---------- WORKING DATA ----------
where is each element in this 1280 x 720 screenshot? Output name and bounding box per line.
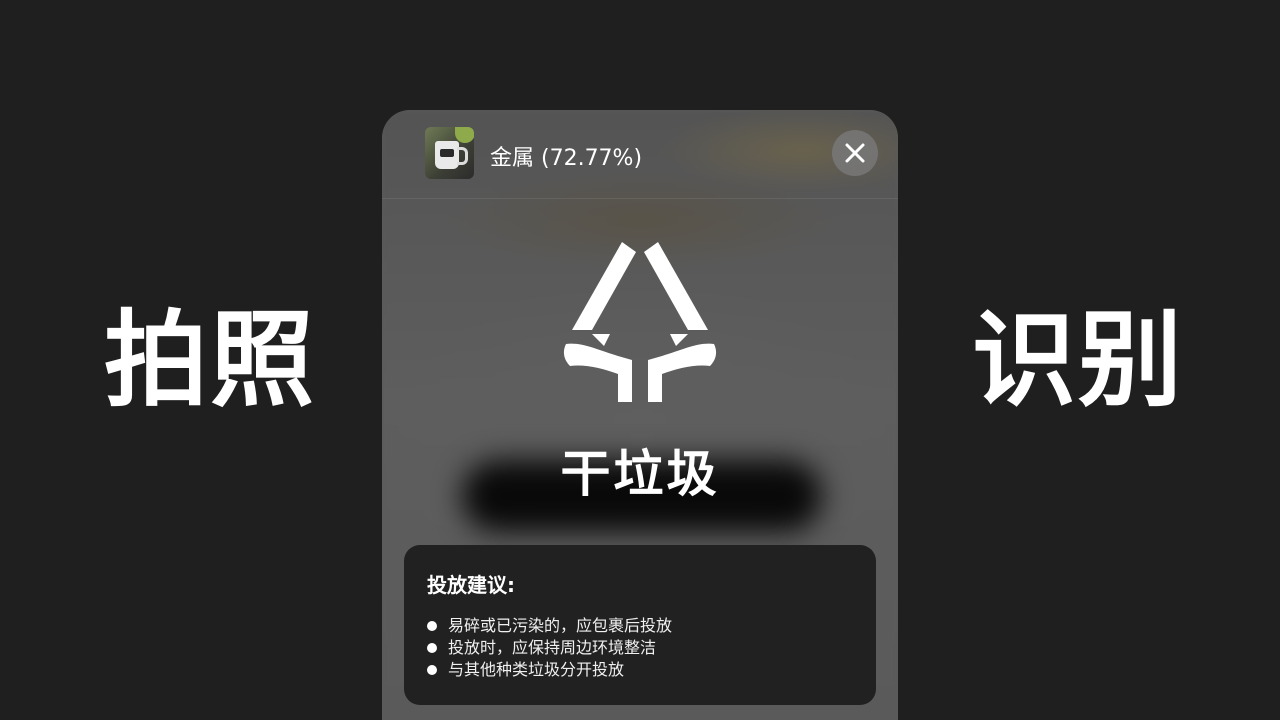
dry-waste-tree-icon <box>563 242 717 402</box>
advice-item-text: 投放时，应保持周边环境整洁 <box>448 638 657 657</box>
bullet-icon <box>427 665 437 675</box>
plant-leaf <box>455 127 474 143</box>
advice-card: 投放建议: 易碎或已污染的，应包裹后投放 投放时，应保持周边环境整洁 与其他种类… <box>404 545 876 705</box>
recognition-result-label: 金属 (72.77%) <box>490 146 643 171</box>
photo-thumbnail[interactable] <box>425 127 474 179</box>
advice-item: 易碎或已污染的，应包裹后投放 <box>426 615 672 637</box>
mug-handle <box>457 147 468 165</box>
advice-item: 投放时，应保持周边环境整洁 <box>426 637 672 659</box>
advice-item: 与其他种类垃圾分开投放 <box>426 659 672 681</box>
mug-label <box>440 149 454 157</box>
close-button[interactable] <box>832 130 878 176</box>
advice-list: 易碎或已污染的，应包裹后投放 投放时，应保持周边环境整洁 与其他种类垃圾分开投放 <box>426 615 672 681</box>
phone-screen: 金属 (72.77%) 干垃圾 投放建议: 易碎或已污染的，应包裹后投放 投放时… <box>382 110 898 720</box>
advice-item-text: 与其他种类垃圾分开投放 <box>448 660 625 679</box>
category-title: 干垃圾 <box>560 445 720 503</box>
advice-title: 投放建议: <box>427 573 515 597</box>
stage: 拍照 识别 金属 (72.77%) 干垃圾 投放建议: 易碎或已污染的，应包裹后… <box>0 0 1280 720</box>
header-divider <box>382 198 898 199</box>
bullet-icon <box>427 643 437 653</box>
advice-item-text: 易碎或已污染的，应包裹后投放 <box>448 616 673 635</box>
bullet-icon <box>427 621 437 631</box>
close-icon <box>845 143 865 163</box>
caption-right: 识别 <box>972 299 1185 421</box>
caption-left: 拍照 <box>104 299 317 421</box>
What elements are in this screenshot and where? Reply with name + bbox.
----------
§ **SHORT TASK**: Copy all of the material above line for line and character for character, omitting the pictures.

§ **PROBLEM SOLUTION**:
where is each element in this 1280 x 720 screenshot? Output name and bounding box per line.
dry-waste-tree-icon <box>563 242 717 402</box>
advice-item-text: 投放时，应保持周边环境整洁 <box>448 638 657 657</box>
bullet-icon <box>427 665 437 675</box>
plant-leaf <box>455 127 474 143</box>
advice-card: 投放建议: 易碎或已污染的，应包裹后投放 投放时，应保持周边环境整洁 与其他种类… <box>404 545 876 705</box>
recognition-result-label: 金属 (72.77%) <box>490 146 643 171</box>
photo-thumbnail[interactable] <box>425 127 474 179</box>
advice-item: 易碎或已污染的，应包裹后投放 <box>426 615 672 637</box>
mug-handle <box>457 147 468 165</box>
advice-item: 投放时，应保持周边环境整洁 <box>426 637 672 659</box>
advice-item: 与其他种类垃圾分开投放 <box>426 659 672 681</box>
mug-label <box>440 149 454 157</box>
close-button[interactable] <box>832 130 878 176</box>
advice-list: 易碎或已污染的，应包裹后投放 投放时，应保持周边环境整洁 与其他种类垃圾分开投放 <box>426 615 672 681</box>
phone-screen: 金属 (72.77%) 干垃圾 投放建议: 易碎或已污染的，应包裹后投放 投放时… <box>382 110 898 720</box>
advice-item-text: 与其他种类垃圾分开投放 <box>448 660 625 679</box>
category-title: 干垃圾 <box>560 445 720 503</box>
advice-title: 投放建议: <box>427 573 515 597</box>
stage: 拍照 识别 金属 (72.77%) 干垃圾 投放建议: 易碎或已污染的，应包裹后… <box>0 0 1280 720</box>
header-divider <box>382 198 898 199</box>
bullet-icon <box>427 643 437 653</box>
advice-item-text: 易碎或已污染的，应包裹后投放 <box>448 616 673 635</box>
bullet-icon <box>427 621 437 631</box>
close-icon <box>845 143 865 163</box>
caption-right: 识别 <box>972 299 1185 421</box>
caption-left: 拍照 <box>104 299 317 421</box>
What elements are in this screenshot and where? Reply with name + bbox.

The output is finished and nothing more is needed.